▸ **WORK TO COMPLETE**
Using the data below, gather each line that includes the word "name".

▸ **RECORD LIST**
※

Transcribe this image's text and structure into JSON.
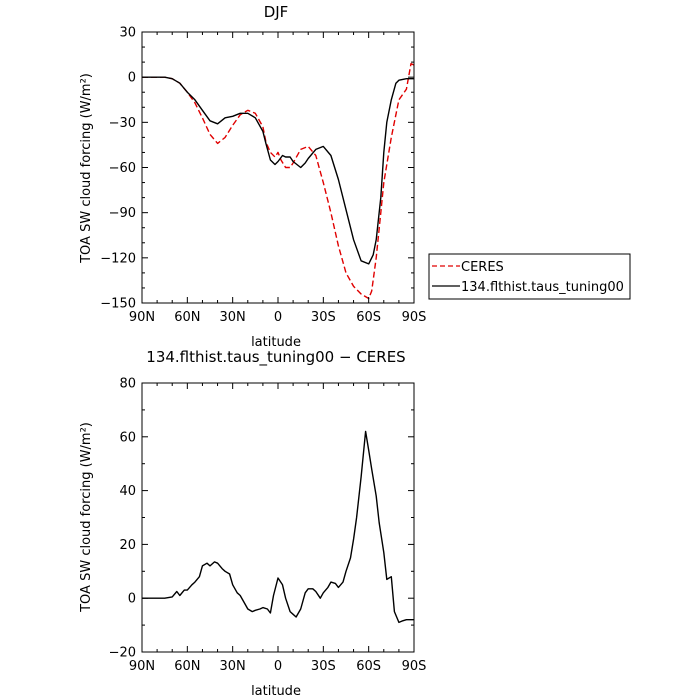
{
  "chart_data": [
    {
      "type": "line",
      "title": "DJF",
      "xlabel": "latitude",
      "ylabel": "TOA SW cloud forcing (W/m²)",
      "xlim": [
        90,
        -90
      ],
      "ylim": [
        -150,
        30
      ],
      "xticks": [
        90,
        60,
        30,
        0,
        -30,
        -60,
        -90
      ],
      "xtick_labels": [
        "90N",
        "60N",
        "30N",
        "0",
        "30S",
        "60S",
        "90S"
      ],
      "yticks": [
        30,
        0,
        -30,
        -60,
        -90,
        -120,
        -150
      ],
      "ytick_labels": [
        "30",
        "0",
        "−30",
        "−60",
        "−90",
        "−120",
        "−150"
      ],
      "legend_position": "outside-right",
      "series": [
        {
          "name": "CERES",
          "color": "#e00000",
          "dash": "dashed",
          "x": [
            90,
            85,
            80,
            75,
            70,
            65,
            60,
            55,
            50,
            45,
            40,
            35,
            30,
            25,
            20,
            15,
            10,
            8,
            5,
            2,
            0,
            -2,
            -5,
            -8,
            -10,
            -15,
            -20,
            -25,
            -30,
            -35,
            -40,
            -45,
            -50,
            -55,
            -60,
            -62,
            -65,
            -68,
            -70,
            -75,
            -80,
            -85,
            -88,
            -90
          ],
          "y": [
            0,
            0,
            0,
            0,
            -1,
            -4,
            -10,
            -17,
            -27,
            -38,
            -44,
            -40,
            -32,
            -25,
            -22,
            -24,
            -33,
            -43,
            -50,
            -53,
            -50,
            -55,
            -60,
            -60,
            -57,
            -48,
            -46,
            -52,
            -70,
            -90,
            -112,
            -130,
            -139,
            -144,
            -147,
            -142,
            -120,
            -90,
            -70,
            -40,
            -15,
            -8,
            9,
            8
          ]
        },
        {
          "name": "134.flthist.taus_tuning00",
          "color": "#000000",
          "dash": "solid",
          "x": [
            90,
            85,
            80,
            75,
            70,
            65,
            60,
            55,
            50,
            45,
            40,
            35,
            30,
            25,
            20,
            15,
            10,
            8,
            5,
            2,
            0,
            -3,
            -5,
            -8,
            -10,
            -15,
            -18,
            -20,
            -25,
            -30,
            -35,
            -40,
            -45,
            -50,
            -55,
            -60,
            -63,
            -65,
            -68,
            -70,
            -72,
            -75,
            -78,
            -80,
            -85,
            -90
          ],
          "y": [
            0,
            0,
            0,
            0,
            -1,
            -4,
            -10,
            -15,
            -22,
            -29,
            -31,
            -27,
            -26,
            -24,
            -24,
            -27,
            -36,
            -44,
            -55,
            -58,
            -56,
            -52,
            -53,
            -53,
            -56,
            -60,
            -57,
            -54,
            -48,
            -46,
            -52,
            -68,
            -88,
            -108,
            -122,
            -124,
            -118,
            -108,
            -80,
            -50,
            -30,
            -15,
            -4,
            -2,
            -1,
            -1
          ]
        }
      ]
    },
    {
      "type": "line",
      "title": "134.flthist.taus_tuning00 − CERES",
      "xlabel": "latitude",
      "ylabel": "TOA SW cloud forcing (W/m²)",
      "xlim": [
        90,
        -90
      ],
      "ylim": [
        -20,
        80
      ],
      "xticks": [
        90,
        60,
        30,
        0,
        -30,
        -60,
        -90
      ],
      "xtick_labels": [
        "90N",
        "60N",
        "30N",
        "0",
        "30S",
        "60S",
        "90S"
      ],
      "yticks": [
        80,
        60,
        40,
        20,
        0,
        -20
      ],
      "ytick_labels": [
        "80",
        "60",
        "40",
        "20",
        "0",
        "−20"
      ],
      "series": [
        {
          "color": "#000000",
          "dash": "solid",
          "x": [
            90,
            85,
            80,
            75,
            70,
            67,
            65,
            62,
            60,
            57,
            55,
            52,
            50,
            47,
            45,
            42,
            40,
            37,
            35,
            32,
            30,
            27,
            25,
            22,
            20,
            17,
            15,
            12,
            10,
            7,
            5,
            3,
            0,
            -3,
            -5,
            -8,
            -10,
            -12,
            -15,
            -18,
            -20,
            -23,
            -25,
            -28,
            -30,
            -33,
            -35,
            -38,
            -40,
            -43,
            -45,
            -48,
            -50,
            -52,
            -55,
            -58,
            -60,
            -62,
            -65,
            -67,
            -70,
            -72,
            -75,
            -77,
            -80,
            -82,
            -85,
            -88,
            -90
          ],
          "y": [
            0,
            0,
            0,
            0,
            0.5,
            2.5,
            1,
            3,
            3,
            5,
            6,
            8,
            12,
            13,
            12,
            13.5,
            13,
            11,
            10,
            9,
            5,
            2,
            1,
            -2,
            -4,
            -5,
            -4.5,
            -4,
            -3.5,
            -4,
            -5.5,
            1,
            7.5,
            5,
            0,
            -5,
            -6,
            -7,
            -4,
            2,
            3.5,
            3.5,
            2.5,
            0,
            2,
            4,
            6,
            5.5,
            4,
            6,
            10,
            15,
            22,
            30,
            45,
            62,
            55,
            48,
            38,
            28,
            17,
            7,
            8,
            -5,
            -9,
            -8.5,
            -8,
            -8,
            -8
          ]
        }
      ]
    }
  ]
}
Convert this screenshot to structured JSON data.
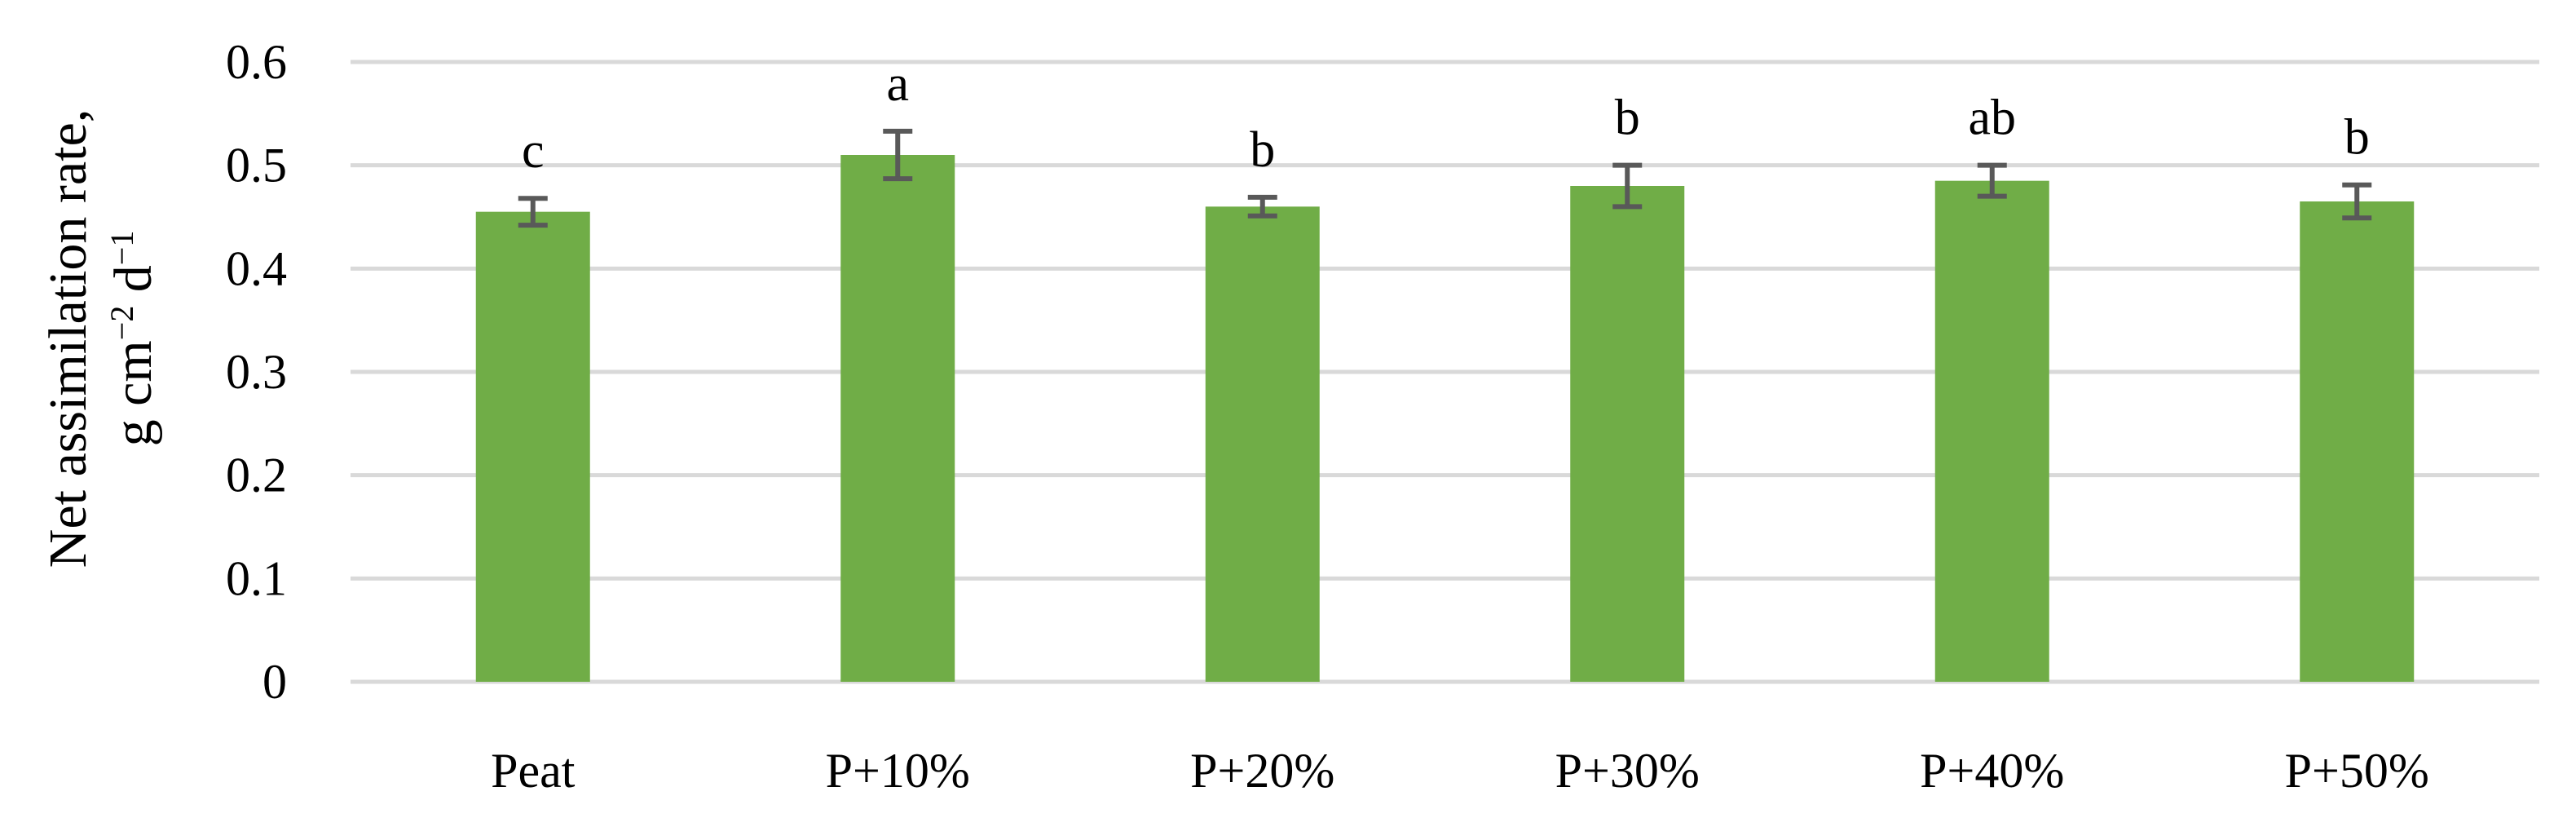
{
  "chart_data": {
    "type": "bar",
    "categories": [
      "Peat",
      "P+10%",
      "P+20%",
      "P+30%",
      "P+40%",
      "P+50%"
    ],
    "values": [
      0.455,
      0.51,
      0.46,
      0.48,
      0.485,
      0.465
    ],
    "errors": [
      0.013,
      0.023,
      0.009,
      0.02,
      0.015,
      0.016
    ],
    "significance_letters": [
      "c",
      "a",
      "b",
      "b",
      "ab",
      "b"
    ],
    "ylabel_line1": "Net assimilation rate,",
    "ylabel_line2_main": "g cm",
    "ylabel_line2_sup1": "−2",
    "ylabel_line2_mid": " d",
    "ylabel_line2_sup2": "−1",
    "xlabel": "",
    "title": "",
    "ylim": [
      0,
      0.6
    ],
    "yticks": [
      "0",
      "0.1",
      "0.2",
      "0.3",
      "0.4",
      "0.5",
      "0.6"
    ],
    "grid": true,
    "legend": "none",
    "bar_color": "#70ad47",
    "error_color": "#595959",
    "grid_color": "#d9d9d9"
  }
}
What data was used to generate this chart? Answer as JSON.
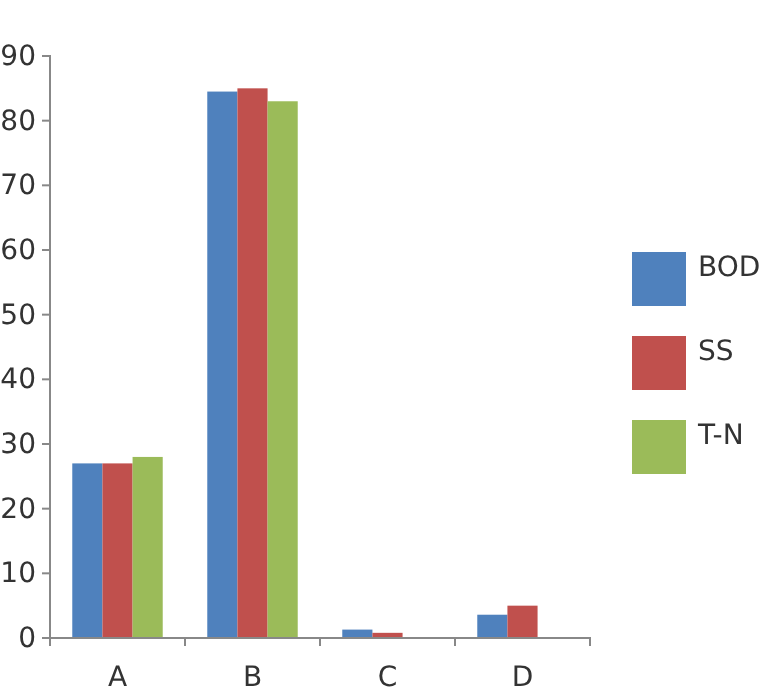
{
  "chart_data": {
    "type": "bar",
    "categories": [
      "A",
      "B",
      "C",
      "D"
    ],
    "series": [
      {
        "name": "BOD",
        "color": "#4f81bd",
        "values": [
          27,
          84.5,
          1.3,
          3.6
        ]
      },
      {
        "name": "SS",
        "color": "#c0504d",
        "values": [
          27,
          85,
          0.8,
          5
        ]
      },
      {
        "name": "T-N",
        "color": "#9bbb59",
        "values": [
          28,
          83,
          null,
          null
        ]
      }
    ],
    "ylim": [
      0,
      90
    ],
    "yticks": [
      0,
      10,
      20,
      30,
      40,
      50,
      60,
      70,
      80,
      90
    ],
    "grid": false,
    "legend": "right"
  }
}
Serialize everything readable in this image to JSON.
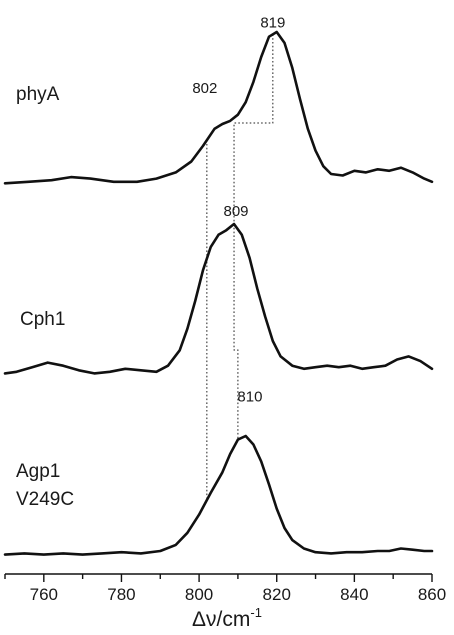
{
  "chart_data": {
    "type": "line",
    "xlabel": "Δν/cm",
    "xlabel_superscript": "-1",
    "xlim": [
      750,
      860
    ],
    "xticks": [
      760,
      780,
      800,
      820,
      840,
      860
    ],
    "y_axis_shown": false,
    "grid": false,
    "series": [
      {
        "name": "phyA",
        "peak_labels": [
          {
            "text": "819",
            "x": 819
          },
          {
            "text": "802",
            "x": 802
          }
        ],
        "points": [
          [
            750,
            0.03
          ],
          [
            756,
            0.04
          ],
          [
            762,
            0.05
          ],
          [
            767,
            0.07
          ],
          [
            772,
            0.06
          ],
          [
            778,
            0.04
          ],
          [
            784,
            0.04
          ],
          [
            789,
            0.06
          ],
          [
            794,
            0.1
          ],
          [
            798,
            0.17
          ],
          [
            801,
            0.27
          ],
          [
            804,
            0.38
          ],
          [
            806,
            0.41
          ],
          [
            808,
            0.43
          ],
          [
            810,
            0.47
          ],
          [
            812,
            0.55
          ],
          [
            814,
            0.68
          ],
          [
            816,
            0.84
          ],
          [
            818,
            0.97
          ],
          [
            820,
            1.0
          ],
          [
            822,
            0.93
          ],
          [
            824,
            0.77
          ],
          [
            826,
            0.57
          ],
          [
            828,
            0.38
          ],
          [
            830,
            0.24
          ],
          [
            832,
            0.14
          ],
          [
            834,
            0.09
          ],
          [
            837,
            0.08
          ],
          [
            840,
            0.11
          ],
          [
            843,
            0.1
          ],
          [
            846,
            0.12
          ],
          [
            849,
            0.11
          ],
          [
            852,
            0.13
          ],
          [
            855,
            0.1
          ],
          [
            858,
            0.06
          ],
          [
            860,
            0.04
          ]
        ]
      },
      {
        "name": "Cph1",
        "peak_labels": [
          {
            "text": "809",
            "x": 809
          }
        ],
        "points": [
          [
            750,
            0.03
          ],
          [
            753,
            0.04
          ],
          [
            757,
            0.07
          ],
          [
            761,
            0.1
          ],
          [
            765,
            0.08
          ],
          [
            769,
            0.05
          ],
          [
            773,
            0.03
          ],
          [
            777,
            0.04
          ],
          [
            781,
            0.06
          ],
          [
            785,
            0.05
          ],
          [
            789,
            0.04
          ],
          [
            792,
            0.08
          ],
          [
            795,
            0.18
          ],
          [
            797,
            0.32
          ],
          [
            799,
            0.5
          ],
          [
            801,
            0.7
          ],
          [
            803,
            0.85
          ],
          [
            805,
            0.93
          ],
          [
            807,
            0.96
          ],
          [
            809,
            1.0
          ],
          [
            811,
            0.93
          ],
          [
            813,
            0.78
          ],
          [
            815,
            0.58
          ],
          [
            817,
            0.4
          ],
          [
            819,
            0.24
          ],
          [
            821,
            0.14
          ],
          [
            824,
            0.08
          ],
          [
            827,
            0.06
          ],
          [
            830,
            0.07
          ],
          [
            833,
            0.08
          ],
          [
            836,
            0.07
          ],
          [
            839,
            0.08
          ],
          [
            842,
            0.06
          ],
          [
            845,
            0.07
          ],
          [
            848,
            0.08
          ],
          [
            851,
            0.12
          ],
          [
            854,
            0.14
          ],
          [
            857,
            0.11
          ],
          [
            860,
            0.06
          ]
        ]
      },
      {
        "name": "Agp1 V249C",
        "peak_labels": [
          {
            "text": "810",
            "x": 810
          }
        ],
        "points": [
          [
            750,
            0.02
          ],
          [
            755,
            0.03
          ],
          [
            760,
            0.02
          ],
          [
            765,
            0.03
          ],
          [
            770,
            0.02
          ],
          [
            775,
            0.03
          ],
          [
            780,
            0.04
          ],
          [
            785,
            0.03
          ],
          [
            790,
            0.05
          ],
          [
            794,
            0.1
          ],
          [
            797,
            0.2
          ],
          [
            800,
            0.35
          ],
          [
            803,
            0.53
          ],
          [
            806,
            0.7
          ],
          [
            808,
            0.85
          ],
          [
            810,
            0.97
          ],
          [
            812,
            1.0
          ],
          [
            814,
            0.93
          ],
          [
            816,
            0.79
          ],
          [
            818,
            0.6
          ],
          [
            820,
            0.4
          ],
          [
            822,
            0.24
          ],
          [
            824,
            0.14
          ],
          [
            827,
            0.07
          ],
          [
            830,
            0.04
          ],
          [
            834,
            0.03
          ],
          [
            838,
            0.04
          ],
          [
            842,
            0.04
          ],
          [
            846,
            0.05
          ],
          [
            849,
            0.05
          ],
          [
            852,
            0.07
          ],
          [
            855,
            0.06
          ],
          [
            858,
            0.05
          ],
          [
            860,
            0.05
          ]
        ]
      }
    ]
  }
}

※

▸ **RESPONSE**
          "name": "CERES",
          "name": "134.flthist.taus_tuning00",
        "name": "BOD",
        "name": "SS",
        "name": "T-N",
        "name": "phyA",
        "name": "Cph1",
        "name": "Agp1 V249C",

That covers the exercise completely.